===== THE DATA =====

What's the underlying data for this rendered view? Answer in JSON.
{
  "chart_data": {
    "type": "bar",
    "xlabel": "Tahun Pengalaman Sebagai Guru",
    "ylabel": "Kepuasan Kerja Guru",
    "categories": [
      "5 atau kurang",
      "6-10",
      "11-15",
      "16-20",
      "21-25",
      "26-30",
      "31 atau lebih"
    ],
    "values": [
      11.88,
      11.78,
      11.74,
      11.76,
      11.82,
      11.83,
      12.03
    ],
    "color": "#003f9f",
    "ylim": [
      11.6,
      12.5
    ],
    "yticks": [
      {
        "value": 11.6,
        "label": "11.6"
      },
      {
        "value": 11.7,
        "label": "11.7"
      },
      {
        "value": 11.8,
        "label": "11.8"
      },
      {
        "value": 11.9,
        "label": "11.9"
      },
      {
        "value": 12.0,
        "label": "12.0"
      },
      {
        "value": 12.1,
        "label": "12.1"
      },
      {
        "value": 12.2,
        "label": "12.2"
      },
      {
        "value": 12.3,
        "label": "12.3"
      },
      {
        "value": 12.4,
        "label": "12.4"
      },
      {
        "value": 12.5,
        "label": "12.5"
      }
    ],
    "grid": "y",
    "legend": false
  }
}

=====

EXERCISE BRIEF:
Your task is to repeat the data exactly, with nothing left out.

CORRECT RESULT:
What's the underlying data for this rendered view? Answer in JSON.
{
  "chart_data": {
    "type": "bar",
    "xlabel": "Tahun Pengalaman Sebagai Guru",
    "ylabel": "Kepuasan Kerja Guru",
    "categories": [
      "5 atau kurang",
      "6-10",
      "11-15",
      "16-20",
      "21-25",
      "26-30",
      "31 atau lebih"
    ],
    "values": [
      11.88,
      11.78,
      11.74,
      11.76,
      11.82,
      11.83,
      12.03
    ],
    "color": "#003f9f",
    "ylim": [
      11.6,
      12.5
    ],
    "yticks": [
      {
        "value": 11.6,
        "label": "11.6"
      },
      {
        "value": 11.7,
        "label": "11.7"
      },
      {
        "value": 11.8,
        "label": "11.8"
      },
      {
        "value": 11.9,
        "label": "11.9"
      },
      {
        "value": 12.0,
        "label": "12.0"
      },
      {
        "value": 12.1,
        "label": "12.1"
      },
      {
        "value": 12.2,
        "label": "12.2"
      },
      {
        "value": 12.3,
        "label": "12.3"
      },
      {
        "value": 12.4,
        "label": "12.4"
      },
      {
        "value": 12.5,
        "label": "12.5"
      }
    ],
    "grid": "y",
    "legend": false
  }
}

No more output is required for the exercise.